The Queensland College of Art (QCA) is a specialist arts and design college located in South Bank, Brisbane, and Southport on the Gold Coast of Queensland in Australia. Founded in 1881, the college is the oldest arts institution in Australia. And has been part of Griffith University since 1991, co-located with the Queensland Conservatorium, the Griffith Film School , and Griffith Graduate Centre. The Griffith University Art Museum, formerly known as Griffith University Art Gallery (GUAG), as well as a collection of galleries known as the QCA Galleries, are also located on the campus.

History

19th century

The beginnings of the Queensland College of Art cannot be clearly set. A School of Arts was established in Brisbane's Queen Street in 1849, but while drawing may have been taught there, a formal curriculum hadn't been set up yet.

In 1879, Joseph Augustine Clarke enlisted the School of Arts President to lobby the Queensland Colonial Government to offer formal drawing classes. An accomplished artist from England, Clarke, had come to Australia via India, where he had taught topographical drawing at the Military Academy in Poona. In 1881, Clarke began giving drawing classes at the Brisbane School of Arts, which was then situated in a refurbished Servants' Home in Ann Street.

The following year, a public meeting was held to establish a Technical School of Visual Arts. The idea won public support and in 1884, classrooms and a lecture room were added to the Ann Street premises. Professional teaching in formal classes and purpose-built rooms formed the new pillars that made the new art school stand as recognizable.

When Clarke died in 1890, the position of Art Master was awarded to Godfrey Rivers, a graduate of the Slade School in London and a painter of international repute.

In 1898, the Technical School of Visual Art was incorporated into the newly established Brisbane Central Technical College, creating its biggest department.

20th century

In 1908, the technical colleges that had sprung up around Brisbane were amalgamated into the Brisbane Central Technical College. This college was given new premises in George Street between the Parliament House and Old Government House.

A shift in emphasis from fine art to applied art saw Rivers resign in 1913. He was replaced by one of his former students, F. J. Martyn-Roberts. By 1916, the Central Technical College had the dual role of training students in applied art and teachers in art subjects, particularly drawing. Martyn-Roberts remained head of the art branch of the Central Technical College until his retirement in 1938. He was replaced by Cyril Gibbs, a painter, teacher and graphic designer from Ballarat.

After the war, Gibbs did much to expand the curriculum. Certificate and then Associate Diploma programs were established and photography and graphic design courses were added. A focus on "useful" as opposed to purely aesthetic art and design ensured that the art branch remained part of the technical education system.

In 1970, painter and critic Alan Warren was appointed director and quickly established a dedicated library and a broader curriculum. In 1974, the college was relocated to its own premises at Seven Hills, which has since closed. Under Warren, the curriculum grew to encompass new media such as printmaking, ceramics and gold and silver-smithing. Film and television and later animation were developed from electives to complete courses. The first Diploma of Arts qualification in Queensland was introduced in 1976.

EXTRACTED DATA |
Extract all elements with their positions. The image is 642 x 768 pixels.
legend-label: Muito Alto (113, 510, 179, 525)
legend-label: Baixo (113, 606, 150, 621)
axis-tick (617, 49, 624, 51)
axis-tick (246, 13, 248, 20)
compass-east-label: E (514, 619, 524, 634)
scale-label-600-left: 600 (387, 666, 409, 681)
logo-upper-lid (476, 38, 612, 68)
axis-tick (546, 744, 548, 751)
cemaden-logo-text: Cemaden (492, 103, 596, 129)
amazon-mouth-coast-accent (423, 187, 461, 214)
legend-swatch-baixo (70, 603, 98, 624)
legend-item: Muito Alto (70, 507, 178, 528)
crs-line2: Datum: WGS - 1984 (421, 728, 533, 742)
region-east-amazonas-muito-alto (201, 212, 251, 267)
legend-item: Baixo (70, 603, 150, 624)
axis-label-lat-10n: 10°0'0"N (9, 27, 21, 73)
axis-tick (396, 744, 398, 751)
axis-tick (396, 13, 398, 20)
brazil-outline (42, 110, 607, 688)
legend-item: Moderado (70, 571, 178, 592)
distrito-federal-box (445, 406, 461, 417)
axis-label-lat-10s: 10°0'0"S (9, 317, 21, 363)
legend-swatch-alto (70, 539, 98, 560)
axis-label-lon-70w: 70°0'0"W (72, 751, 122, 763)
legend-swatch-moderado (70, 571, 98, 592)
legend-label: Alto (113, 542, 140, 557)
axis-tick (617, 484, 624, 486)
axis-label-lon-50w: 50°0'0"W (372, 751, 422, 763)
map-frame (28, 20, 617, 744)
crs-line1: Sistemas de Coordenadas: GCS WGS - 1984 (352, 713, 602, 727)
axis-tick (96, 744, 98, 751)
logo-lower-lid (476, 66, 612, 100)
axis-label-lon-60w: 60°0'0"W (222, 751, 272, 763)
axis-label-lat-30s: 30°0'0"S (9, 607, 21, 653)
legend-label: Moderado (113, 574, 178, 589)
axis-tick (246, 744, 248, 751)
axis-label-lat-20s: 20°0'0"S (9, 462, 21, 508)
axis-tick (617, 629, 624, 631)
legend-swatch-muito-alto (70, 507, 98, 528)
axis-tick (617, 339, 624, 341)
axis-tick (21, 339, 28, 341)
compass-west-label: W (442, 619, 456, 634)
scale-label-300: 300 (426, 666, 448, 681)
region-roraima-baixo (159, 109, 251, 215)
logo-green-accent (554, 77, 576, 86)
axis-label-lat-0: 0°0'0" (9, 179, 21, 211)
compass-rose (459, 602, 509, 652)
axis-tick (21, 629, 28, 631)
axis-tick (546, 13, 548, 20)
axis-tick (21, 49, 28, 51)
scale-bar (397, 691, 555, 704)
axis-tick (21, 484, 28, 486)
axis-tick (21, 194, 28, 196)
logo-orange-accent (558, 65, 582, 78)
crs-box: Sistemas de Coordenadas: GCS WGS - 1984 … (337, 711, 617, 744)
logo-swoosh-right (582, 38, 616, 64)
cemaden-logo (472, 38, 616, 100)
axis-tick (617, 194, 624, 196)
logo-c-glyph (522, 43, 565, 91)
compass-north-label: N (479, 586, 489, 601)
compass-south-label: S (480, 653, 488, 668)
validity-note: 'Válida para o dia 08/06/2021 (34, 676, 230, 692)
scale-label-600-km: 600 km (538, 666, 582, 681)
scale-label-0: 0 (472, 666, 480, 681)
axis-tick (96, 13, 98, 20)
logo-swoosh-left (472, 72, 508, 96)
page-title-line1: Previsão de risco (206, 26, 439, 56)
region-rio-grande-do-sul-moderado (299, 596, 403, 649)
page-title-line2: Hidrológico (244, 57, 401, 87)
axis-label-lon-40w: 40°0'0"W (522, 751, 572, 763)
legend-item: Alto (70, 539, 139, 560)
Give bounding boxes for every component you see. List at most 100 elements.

* * *

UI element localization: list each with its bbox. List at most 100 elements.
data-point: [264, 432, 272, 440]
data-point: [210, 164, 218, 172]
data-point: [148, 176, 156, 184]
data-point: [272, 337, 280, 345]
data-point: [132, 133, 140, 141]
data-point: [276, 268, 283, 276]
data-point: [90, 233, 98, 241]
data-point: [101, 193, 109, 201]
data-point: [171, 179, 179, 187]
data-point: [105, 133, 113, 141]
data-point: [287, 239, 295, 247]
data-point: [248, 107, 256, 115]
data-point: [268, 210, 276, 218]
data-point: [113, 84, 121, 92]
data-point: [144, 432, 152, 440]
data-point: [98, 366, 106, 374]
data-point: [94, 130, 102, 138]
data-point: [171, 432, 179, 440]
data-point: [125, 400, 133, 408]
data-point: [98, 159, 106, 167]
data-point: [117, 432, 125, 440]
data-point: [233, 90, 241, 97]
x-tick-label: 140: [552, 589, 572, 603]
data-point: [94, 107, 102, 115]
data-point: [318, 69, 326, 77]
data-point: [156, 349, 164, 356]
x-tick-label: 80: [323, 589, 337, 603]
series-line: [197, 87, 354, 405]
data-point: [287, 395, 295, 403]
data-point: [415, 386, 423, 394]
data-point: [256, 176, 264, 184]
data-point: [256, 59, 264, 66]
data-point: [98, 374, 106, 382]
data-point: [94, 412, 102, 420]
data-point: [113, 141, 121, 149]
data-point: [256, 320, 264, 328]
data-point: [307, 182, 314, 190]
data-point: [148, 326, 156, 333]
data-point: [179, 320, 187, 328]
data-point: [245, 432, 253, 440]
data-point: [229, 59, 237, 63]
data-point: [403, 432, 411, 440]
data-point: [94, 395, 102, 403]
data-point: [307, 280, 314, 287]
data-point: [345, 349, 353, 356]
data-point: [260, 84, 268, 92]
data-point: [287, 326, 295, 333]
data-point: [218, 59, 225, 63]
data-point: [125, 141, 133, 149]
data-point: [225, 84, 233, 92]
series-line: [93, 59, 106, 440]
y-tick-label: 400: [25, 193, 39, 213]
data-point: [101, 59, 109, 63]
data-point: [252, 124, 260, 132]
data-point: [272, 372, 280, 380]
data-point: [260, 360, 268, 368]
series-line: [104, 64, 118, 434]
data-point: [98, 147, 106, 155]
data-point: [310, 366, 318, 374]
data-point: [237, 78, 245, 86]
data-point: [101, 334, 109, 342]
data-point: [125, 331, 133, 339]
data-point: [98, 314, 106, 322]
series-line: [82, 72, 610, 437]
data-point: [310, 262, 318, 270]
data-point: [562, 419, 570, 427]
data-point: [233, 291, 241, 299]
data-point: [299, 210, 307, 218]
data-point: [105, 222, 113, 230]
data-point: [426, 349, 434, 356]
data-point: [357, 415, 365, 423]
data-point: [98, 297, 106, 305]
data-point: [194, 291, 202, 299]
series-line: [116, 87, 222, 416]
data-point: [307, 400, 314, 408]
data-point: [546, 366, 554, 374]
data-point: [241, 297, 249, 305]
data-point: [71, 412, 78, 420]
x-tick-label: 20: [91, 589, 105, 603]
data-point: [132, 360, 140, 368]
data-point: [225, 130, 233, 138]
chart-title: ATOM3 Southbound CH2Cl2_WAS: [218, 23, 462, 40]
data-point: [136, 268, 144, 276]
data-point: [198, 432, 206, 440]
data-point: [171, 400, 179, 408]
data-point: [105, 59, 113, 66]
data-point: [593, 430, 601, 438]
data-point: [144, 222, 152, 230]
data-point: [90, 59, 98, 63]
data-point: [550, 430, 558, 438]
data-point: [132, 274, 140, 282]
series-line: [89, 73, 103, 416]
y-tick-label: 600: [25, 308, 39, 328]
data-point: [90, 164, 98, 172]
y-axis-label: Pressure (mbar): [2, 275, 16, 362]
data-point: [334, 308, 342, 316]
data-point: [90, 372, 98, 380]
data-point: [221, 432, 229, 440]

* * *

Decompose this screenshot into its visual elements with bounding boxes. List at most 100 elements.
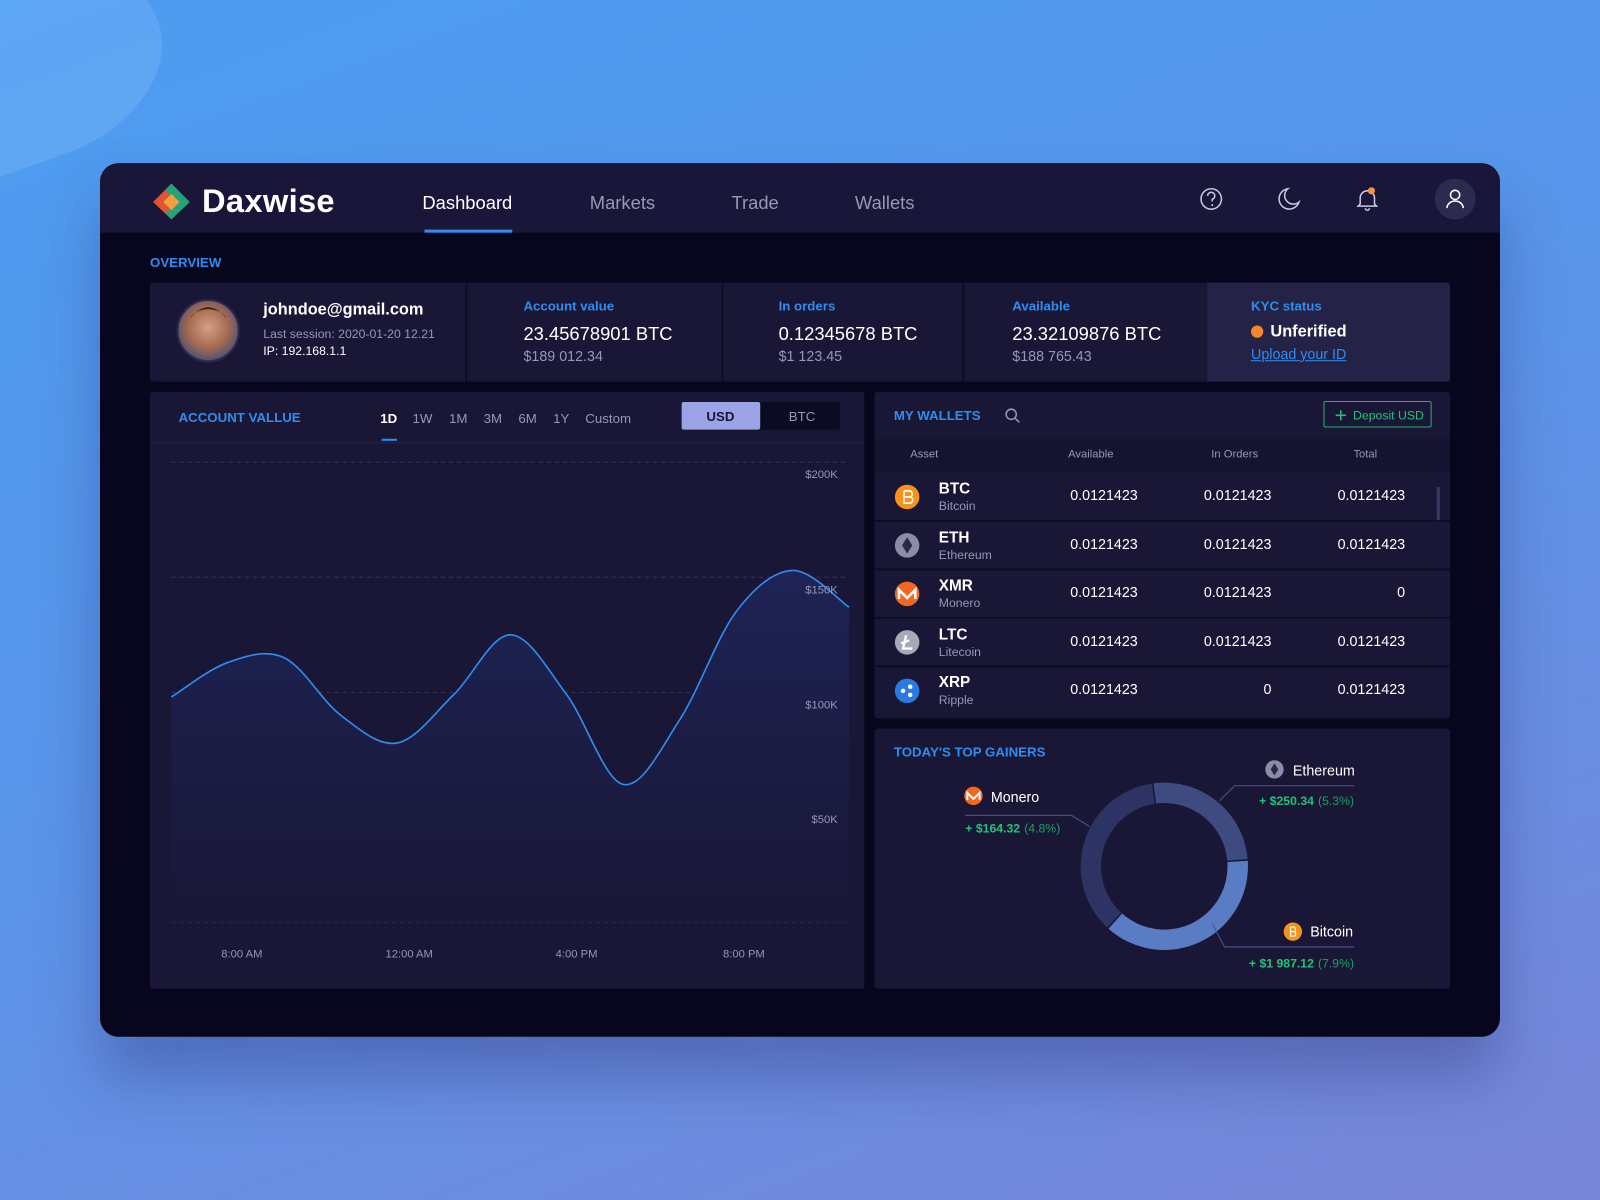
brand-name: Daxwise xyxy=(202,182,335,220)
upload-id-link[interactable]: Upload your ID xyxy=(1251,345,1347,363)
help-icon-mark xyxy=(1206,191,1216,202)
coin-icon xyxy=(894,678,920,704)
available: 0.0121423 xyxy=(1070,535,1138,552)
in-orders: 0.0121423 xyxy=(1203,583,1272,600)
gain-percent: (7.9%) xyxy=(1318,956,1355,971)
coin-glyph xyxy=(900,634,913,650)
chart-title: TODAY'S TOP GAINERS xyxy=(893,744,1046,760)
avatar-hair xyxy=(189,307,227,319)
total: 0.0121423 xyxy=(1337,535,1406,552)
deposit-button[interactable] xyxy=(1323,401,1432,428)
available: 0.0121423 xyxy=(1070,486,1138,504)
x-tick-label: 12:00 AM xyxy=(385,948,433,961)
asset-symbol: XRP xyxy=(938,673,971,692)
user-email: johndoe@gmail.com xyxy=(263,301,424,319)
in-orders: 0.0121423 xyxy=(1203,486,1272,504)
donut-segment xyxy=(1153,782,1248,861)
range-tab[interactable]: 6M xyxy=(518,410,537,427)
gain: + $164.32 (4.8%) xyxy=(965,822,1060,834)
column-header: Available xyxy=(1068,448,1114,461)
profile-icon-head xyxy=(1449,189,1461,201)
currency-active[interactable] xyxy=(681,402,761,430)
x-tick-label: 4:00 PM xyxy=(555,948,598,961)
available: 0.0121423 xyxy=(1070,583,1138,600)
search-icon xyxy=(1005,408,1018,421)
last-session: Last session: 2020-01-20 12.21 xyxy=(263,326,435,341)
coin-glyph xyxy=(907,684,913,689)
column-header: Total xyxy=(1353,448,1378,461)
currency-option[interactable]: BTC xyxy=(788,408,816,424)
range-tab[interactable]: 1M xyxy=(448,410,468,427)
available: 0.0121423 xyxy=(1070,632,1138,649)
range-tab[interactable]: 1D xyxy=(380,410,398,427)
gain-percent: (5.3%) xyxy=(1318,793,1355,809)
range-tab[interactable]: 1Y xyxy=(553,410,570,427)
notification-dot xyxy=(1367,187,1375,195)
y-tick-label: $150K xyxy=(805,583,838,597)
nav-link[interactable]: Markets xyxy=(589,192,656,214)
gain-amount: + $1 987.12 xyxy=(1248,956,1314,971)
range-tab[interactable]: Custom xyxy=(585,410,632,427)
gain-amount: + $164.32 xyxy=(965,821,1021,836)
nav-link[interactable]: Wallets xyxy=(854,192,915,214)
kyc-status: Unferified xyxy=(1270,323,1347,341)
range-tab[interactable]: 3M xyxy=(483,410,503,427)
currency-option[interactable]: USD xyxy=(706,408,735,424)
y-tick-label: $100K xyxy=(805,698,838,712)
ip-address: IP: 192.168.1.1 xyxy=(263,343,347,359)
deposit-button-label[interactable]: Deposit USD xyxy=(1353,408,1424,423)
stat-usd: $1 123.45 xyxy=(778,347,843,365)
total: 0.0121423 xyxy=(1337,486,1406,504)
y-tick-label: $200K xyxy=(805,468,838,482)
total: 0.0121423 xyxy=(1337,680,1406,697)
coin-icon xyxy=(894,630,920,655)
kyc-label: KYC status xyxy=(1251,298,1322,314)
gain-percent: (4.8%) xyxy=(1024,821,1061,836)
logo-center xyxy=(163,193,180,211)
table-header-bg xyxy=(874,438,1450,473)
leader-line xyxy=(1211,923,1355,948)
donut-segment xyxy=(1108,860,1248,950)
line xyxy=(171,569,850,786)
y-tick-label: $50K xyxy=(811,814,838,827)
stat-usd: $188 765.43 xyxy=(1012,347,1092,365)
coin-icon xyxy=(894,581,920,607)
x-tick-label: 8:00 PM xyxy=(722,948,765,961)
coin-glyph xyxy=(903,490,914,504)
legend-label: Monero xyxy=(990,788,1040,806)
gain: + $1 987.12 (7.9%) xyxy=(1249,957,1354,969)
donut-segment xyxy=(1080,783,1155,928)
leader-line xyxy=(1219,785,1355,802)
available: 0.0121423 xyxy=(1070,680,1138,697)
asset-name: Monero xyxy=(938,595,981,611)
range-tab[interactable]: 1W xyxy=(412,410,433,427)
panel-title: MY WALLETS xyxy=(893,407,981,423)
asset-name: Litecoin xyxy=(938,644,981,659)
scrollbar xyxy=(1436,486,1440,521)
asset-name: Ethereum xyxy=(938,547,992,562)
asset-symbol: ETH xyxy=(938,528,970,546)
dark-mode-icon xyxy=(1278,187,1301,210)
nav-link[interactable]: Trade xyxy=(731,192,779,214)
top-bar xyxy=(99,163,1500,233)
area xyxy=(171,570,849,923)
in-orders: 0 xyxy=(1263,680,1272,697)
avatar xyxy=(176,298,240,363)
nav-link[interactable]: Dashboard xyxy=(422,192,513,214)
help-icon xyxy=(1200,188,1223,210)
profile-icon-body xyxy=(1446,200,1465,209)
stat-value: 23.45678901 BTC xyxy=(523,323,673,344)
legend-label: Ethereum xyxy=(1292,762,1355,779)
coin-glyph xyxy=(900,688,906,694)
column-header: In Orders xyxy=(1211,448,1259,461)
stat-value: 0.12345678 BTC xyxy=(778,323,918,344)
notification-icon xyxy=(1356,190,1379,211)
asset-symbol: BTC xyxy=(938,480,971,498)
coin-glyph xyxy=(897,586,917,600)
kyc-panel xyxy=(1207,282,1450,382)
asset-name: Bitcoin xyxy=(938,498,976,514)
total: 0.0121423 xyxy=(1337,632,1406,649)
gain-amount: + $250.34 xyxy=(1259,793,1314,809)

ACTIONS TO TAKE |
**1.** Rename "series-line" to "trend-line" in the rows starting at the line that contains "UI element localization: list" and ending at the line that contains "data-point: [125, 331, 133, 339]", and give those lines again with everything else unchanged.
**2.** Write what comes next in the Queensland College of Art history, picking up after its last sentence.
The rows have no connection to the Queensland College of Art history.

PER-TASK OUTPUTS |
**1.**
UI element localization: list each with its bbox. List at most 100 elements.
data-point: [264, 432, 272, 440]
data-point: [210, 164, 218, 172]
data-point: [148, 176, 156, 184]
data-point: [272, 337, 280, 345]
data-point: [132, 133, 140, 141]
data-point: [276, 268, 283, 276]
data-point: [90, 233, 98, 241]
data-point: [101, 193, 109, 201]
data-point: [171, 179, 179, 187]
data-point: [105, 133, 113, 141]
data-point: [287, 239, 295, 247]
data-point: [248, 107, 256, 115]
data-point: [268, 210, 276, 218]
data-point: [113, 84, 121, 92]
data-point: [144, 432, 152, 440]
data-point: [98, 366, 106, 374]
data-point: [94, 130, 102, 138]
data-point: [171, 432, 179, 440]
data-point: [125, 400, 133, 408]
data-point: [98, 159, 106, 167]
data-point: [117, 432, 125, 440]
data-point: [233, 90, 241, 97]
x-tick-label: 140: [552, 589, 572, 603]
data-point: [94, 107, 102, 115]
data-point: [318, 69, 326, 77]
data-point: [156, 349, 164, 356]
x-tick-label: 80: [323, 589, 337, 603]
trend-line: [197, 87, 354, 405]
data-point: [287, 395, 295, 403]
data-point: [415, 386, 423, 394]
data-point: [256, 176, 264, 184]
data-point: [256, 59, 264, 66]
data-point: [98, 374, 106, 382]
data-point: [94, 412, 102, 420]
data-point: [113, 141, 121, 149]
data-point: [256, 320, 264, 328]
data-point: [307, 182, 314, 190]
data-point: [148, 326, 156, 333]
data-point: [179, 320, 187, 328]
data-point: [245, 432, 253, 440]
data-point: [229, 59, 237, 63]
data-point: [403, 432, 411, 440]
data-point: [94, 395, 102, 403]
data-point: [307, 280, 314, 287]
data-point: [345, 349, 353, 356]
data-point: [260, 84, 268, 92]
data-point: [287, 326, 295, 333]
data-point: [218, 59, 225, 63]
data-point: [125, 141, 133, 149]
data-point: [225, 84, 233, 92]
trend-line: [93, 59, 106, 440]
y-tick-label: 400: [25, 193, 39, 213]
data-point: [101, 59, 109, 63]
data-point: [252, 124, 260, 132]
data-point: [272, 372, 280, 380]
data-point: [260, 360, 268, 368]
trend-line: [104, 64, 118, 434]
data-point: [98, 147, 106, 155]
data-point: [310, 366, 318, 374]
data-point: [237, 78, 245, 86]
data-point: [101, 334, 109, 342]
data-point: [125, 331, 133, 339]

**2.**
With the departure of Warren in 1979, leadership of the college passed into the hands of a series of administrators. The college premises were becoming cramped, with close to 1,000 students studying in buildings designed for 300. Despite this, Queensland's first degree courses in art and design were introduced in 1985 and the first postgraduate diploma in 1988. The College of Art became the only institution in the Queensland TAFE system to award degrees and the only remaining TAFE institution in Australia specialising in art education. This set the scene for the separation of the college from the TAFE system, and its incorporation into Griffith University in 1991.

21st century
In 2001, the college relocated to a dedicated purpose-built facility at South Bank. The facility comprises public exhibition spaces, a cinema, conference rooms, a multimedia art gallery and the most modern and versatile studio facilities in Australia.

In 2006, the Queensland College of Art celebrated its 125th anniversary. The celebrations included two exhibitions, "Colonial to Contemporary", one covering the period from 1884 to 1971 and another one from 1971 to the present. Moreover, there was The Staff Self-Portrait Project, as well as the publication "Colonial to Contemporary" on the history of the college.

Galleries
There is a collection of galleries known as the QCA Galleries, as well as the Griffith University Art Museum (which was formerly known as Griffith University Art Gallery, or GUAG) located on the campus.

Description
The college is located within the South Bank parklands, along with the Queensland Conservatorium, the Griffith Film School and Griffith Graduate Centre.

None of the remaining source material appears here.